## BEGIN
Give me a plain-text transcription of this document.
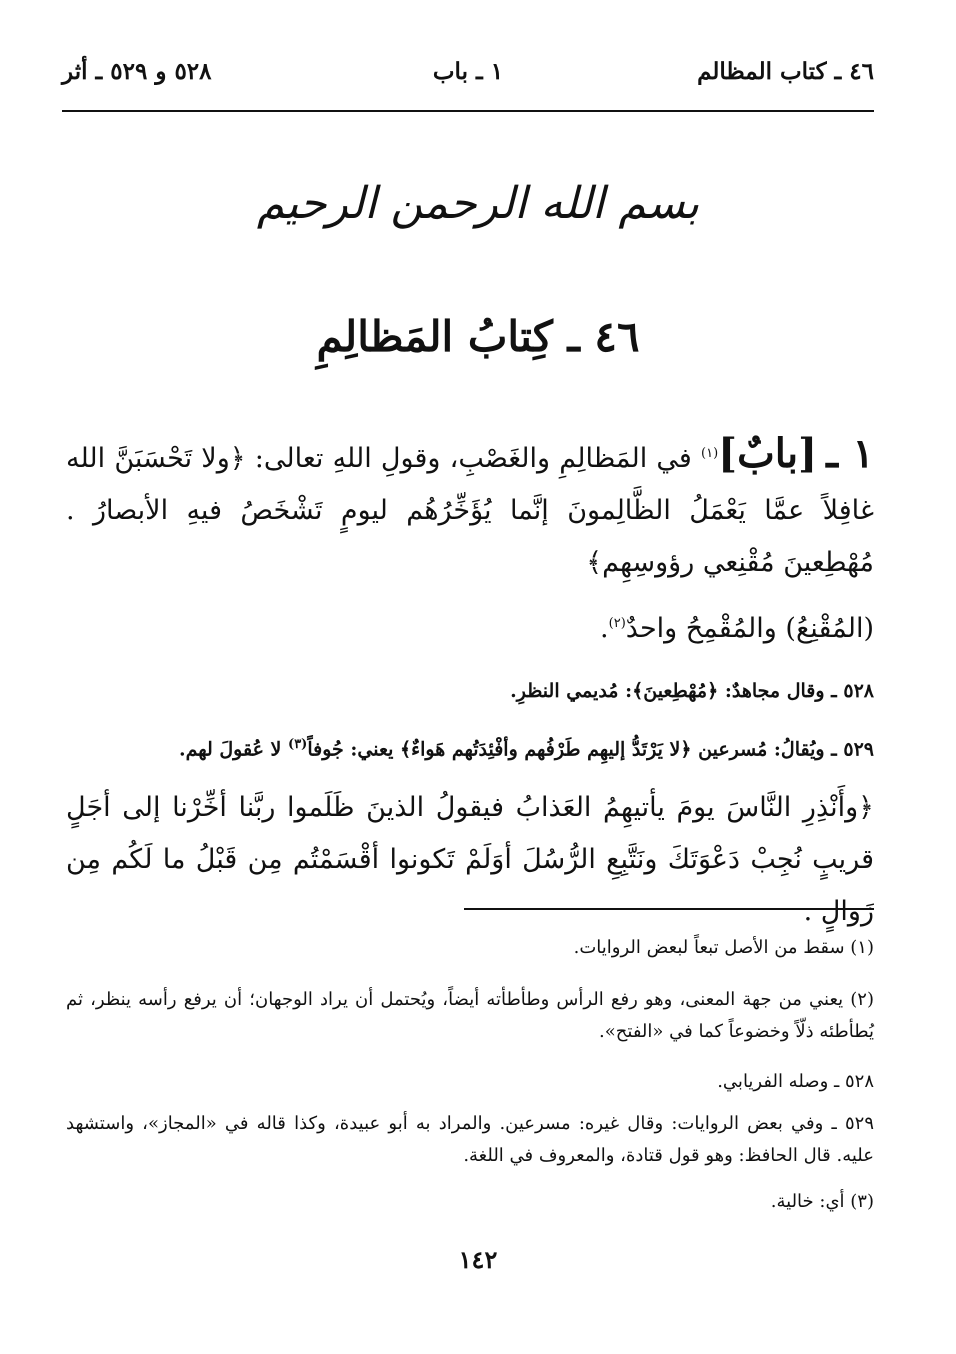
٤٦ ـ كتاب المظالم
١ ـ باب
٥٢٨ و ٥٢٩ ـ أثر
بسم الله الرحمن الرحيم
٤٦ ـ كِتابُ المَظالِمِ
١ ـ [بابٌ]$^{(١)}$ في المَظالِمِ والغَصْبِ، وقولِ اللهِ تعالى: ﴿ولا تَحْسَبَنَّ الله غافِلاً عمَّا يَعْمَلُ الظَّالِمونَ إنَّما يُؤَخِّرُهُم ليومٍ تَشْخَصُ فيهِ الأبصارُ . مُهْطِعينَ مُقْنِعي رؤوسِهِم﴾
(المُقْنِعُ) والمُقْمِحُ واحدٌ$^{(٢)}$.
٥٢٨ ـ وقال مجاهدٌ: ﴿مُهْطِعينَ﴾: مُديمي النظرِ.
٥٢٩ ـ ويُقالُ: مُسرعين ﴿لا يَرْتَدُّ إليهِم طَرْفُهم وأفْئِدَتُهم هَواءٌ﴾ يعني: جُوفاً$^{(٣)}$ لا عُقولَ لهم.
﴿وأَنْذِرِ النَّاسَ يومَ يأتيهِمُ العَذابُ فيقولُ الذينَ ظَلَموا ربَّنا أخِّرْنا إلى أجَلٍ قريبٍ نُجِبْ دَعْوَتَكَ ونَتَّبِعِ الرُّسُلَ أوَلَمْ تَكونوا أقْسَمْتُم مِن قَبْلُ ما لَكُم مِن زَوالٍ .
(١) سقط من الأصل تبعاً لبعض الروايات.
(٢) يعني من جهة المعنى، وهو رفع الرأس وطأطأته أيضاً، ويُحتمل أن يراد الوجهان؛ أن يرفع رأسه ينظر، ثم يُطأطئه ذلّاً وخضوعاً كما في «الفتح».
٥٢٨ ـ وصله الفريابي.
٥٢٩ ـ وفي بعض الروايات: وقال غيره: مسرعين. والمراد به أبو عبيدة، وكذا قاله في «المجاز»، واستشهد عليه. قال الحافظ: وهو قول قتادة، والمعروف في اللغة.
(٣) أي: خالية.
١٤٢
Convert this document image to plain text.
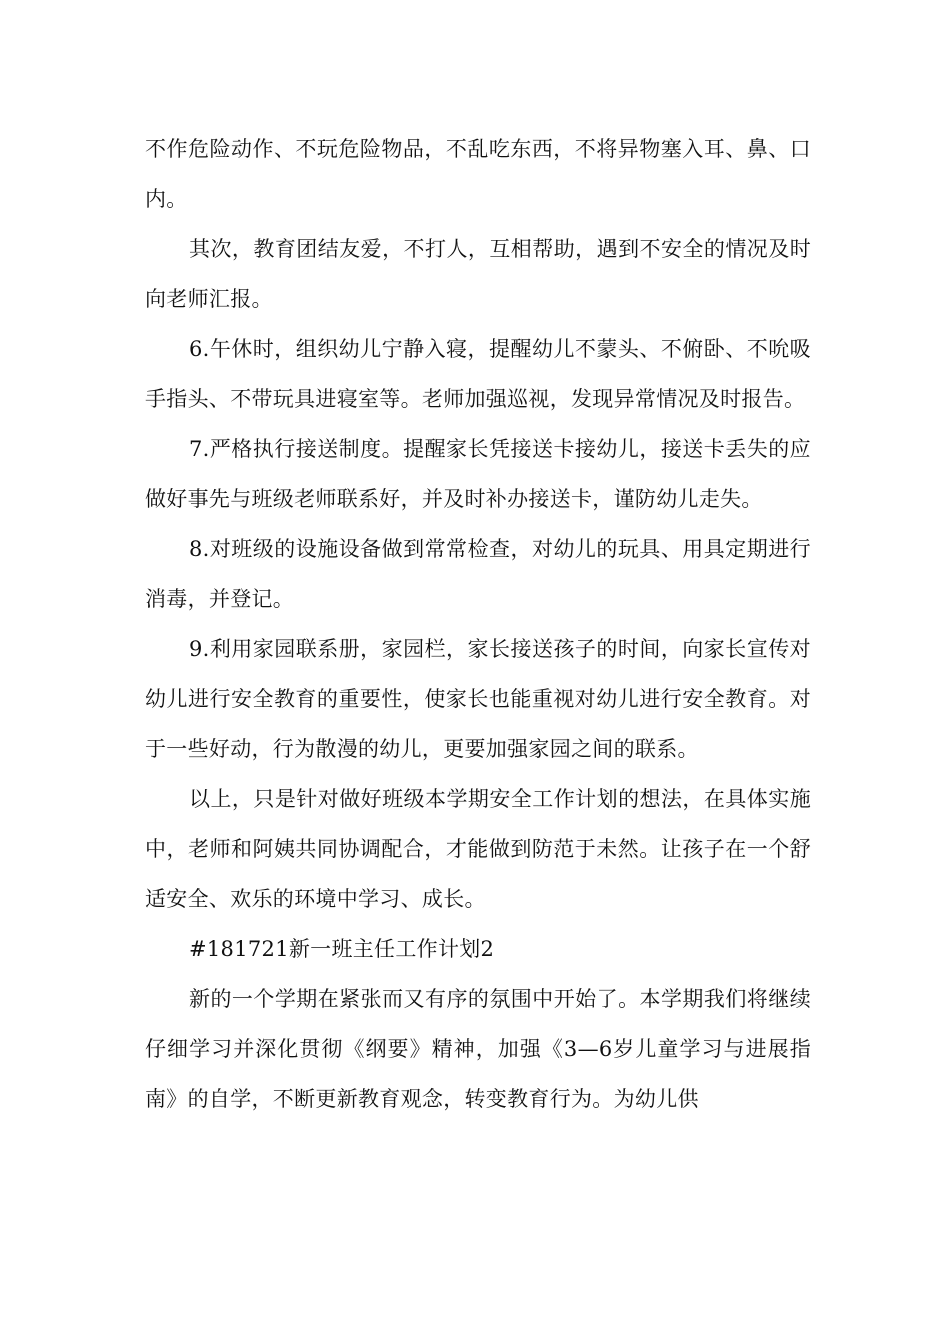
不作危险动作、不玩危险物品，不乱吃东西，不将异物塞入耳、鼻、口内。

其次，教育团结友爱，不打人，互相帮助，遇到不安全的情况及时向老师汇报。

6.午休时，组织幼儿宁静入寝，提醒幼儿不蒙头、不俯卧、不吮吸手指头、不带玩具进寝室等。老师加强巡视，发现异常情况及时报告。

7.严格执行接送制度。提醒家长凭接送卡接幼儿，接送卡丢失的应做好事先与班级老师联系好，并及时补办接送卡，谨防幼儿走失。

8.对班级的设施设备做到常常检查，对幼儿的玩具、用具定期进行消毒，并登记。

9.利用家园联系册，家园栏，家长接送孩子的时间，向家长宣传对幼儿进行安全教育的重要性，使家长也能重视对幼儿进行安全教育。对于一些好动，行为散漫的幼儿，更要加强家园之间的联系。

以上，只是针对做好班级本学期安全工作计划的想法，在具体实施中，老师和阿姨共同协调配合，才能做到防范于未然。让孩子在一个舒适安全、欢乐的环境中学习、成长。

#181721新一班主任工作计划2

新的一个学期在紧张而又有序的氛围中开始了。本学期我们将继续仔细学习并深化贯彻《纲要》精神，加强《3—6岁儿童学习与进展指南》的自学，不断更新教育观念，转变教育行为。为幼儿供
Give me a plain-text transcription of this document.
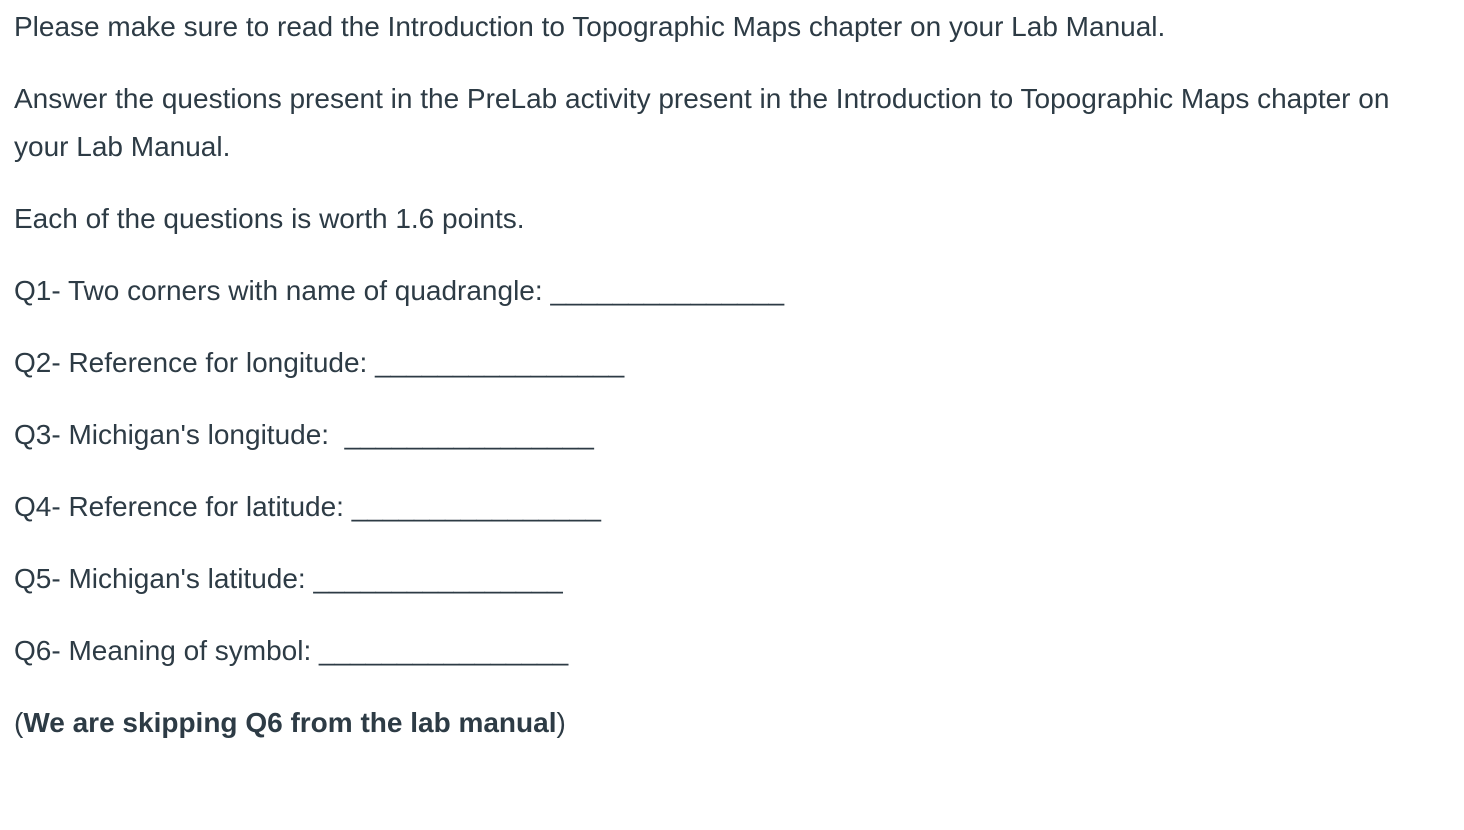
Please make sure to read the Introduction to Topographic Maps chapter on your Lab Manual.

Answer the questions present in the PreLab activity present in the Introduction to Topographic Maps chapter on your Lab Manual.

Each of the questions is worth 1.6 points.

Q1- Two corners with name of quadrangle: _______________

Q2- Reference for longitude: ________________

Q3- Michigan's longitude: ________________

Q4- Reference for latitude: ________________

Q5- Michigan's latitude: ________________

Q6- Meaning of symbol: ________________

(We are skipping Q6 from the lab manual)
## END
DIRECTIONS FOR THIS TASK — Wherever the string "Maps" appears in the entries above, list that line.

THE RESULT —
Please make sure to read the Introduction to Topographic Maps chapter on your Lab Manual.
Answer the questions present in the PreLab activity present in the Introduction to Topographic Maps chapter on your Lab Manual.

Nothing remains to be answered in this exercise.